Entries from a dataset

** Start **

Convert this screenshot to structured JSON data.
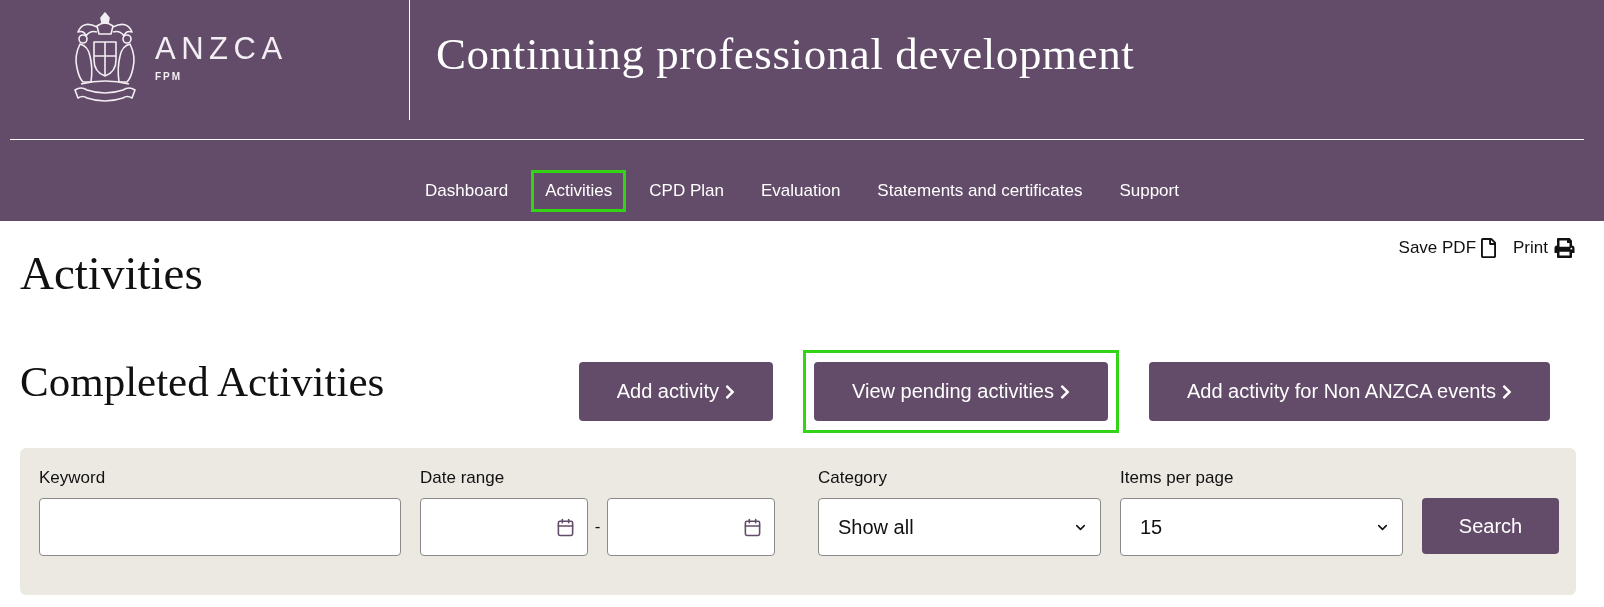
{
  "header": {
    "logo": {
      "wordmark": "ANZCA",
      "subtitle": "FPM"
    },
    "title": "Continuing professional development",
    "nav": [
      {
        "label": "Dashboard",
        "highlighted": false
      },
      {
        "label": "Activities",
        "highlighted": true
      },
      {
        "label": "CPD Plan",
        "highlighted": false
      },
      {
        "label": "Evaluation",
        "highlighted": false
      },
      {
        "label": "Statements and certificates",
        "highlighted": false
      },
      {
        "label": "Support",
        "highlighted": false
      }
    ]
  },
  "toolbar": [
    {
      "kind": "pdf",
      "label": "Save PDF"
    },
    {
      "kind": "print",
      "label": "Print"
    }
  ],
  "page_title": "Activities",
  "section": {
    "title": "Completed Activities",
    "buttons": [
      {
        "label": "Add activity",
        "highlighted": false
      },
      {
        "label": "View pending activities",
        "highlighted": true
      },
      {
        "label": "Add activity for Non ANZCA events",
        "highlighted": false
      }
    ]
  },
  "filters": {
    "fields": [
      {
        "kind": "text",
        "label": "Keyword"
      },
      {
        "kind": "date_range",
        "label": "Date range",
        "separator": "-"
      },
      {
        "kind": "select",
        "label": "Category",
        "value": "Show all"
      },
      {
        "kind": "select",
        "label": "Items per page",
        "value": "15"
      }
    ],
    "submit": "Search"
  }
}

** End **

◆ **REQUEST**:
Print the entries above exactly, taking out only the pictures.

◆ **CORRECT ANSWER**:
Convert this screenshot to structured JSON data.
{
  "header": {
    "logo": {
      "wordmark": "ANZCA",
      "subtitle": "FPM"
    },
    "title": "Continuing professional development",
    "nav": [
      {
        "label": "Dashboard",
        "highlighted": false
      },
      {
        "label": "Activities",
        "highlighted": true
      },
      {
        "label": "CPD Plan",
        "highlighted": false
      },
      {
        "label": "Evaluation",
        "highlighted": false
      },
      {
        "label": "Statements and certificates",
        "highlighted": false
      },
      {
        "label": "Support",
        "highlighted": false
      }
    ]
  },
  "toolbar": [
    {
      "kind": "pdf",
      "label": "Save PDF"
    },
    {
      "kind": "print",
      "label": "Print"
    }
  ],
  "page_title": "Activities",
  "section": {
    "title": "Completed Activities",
    "buttons": [
      {
        "label": "Add activity",
        "highlighted": false
      },
      {
        "label": "View pending activities",
        "highlighted": true
      },
      {
        "label": "Add activity for Non ANZCA events",
        "highlighted": false
      }
    ]
  },
  "filters": {
    "fields": [
      {
        "kind": "text",
        "label": "Keyword"
      },
      {
        "kind": "date_range",
        "label": "Date range",
        "separator": "-"
      },
      {
        "kind": "select",
        "label": "Category",
        "value": "Show all"
      },
      {
        "kind": "select",
        "label": "Items per page",
        "value": "15"
      }
    ],
    "submit": "Search"
  }
}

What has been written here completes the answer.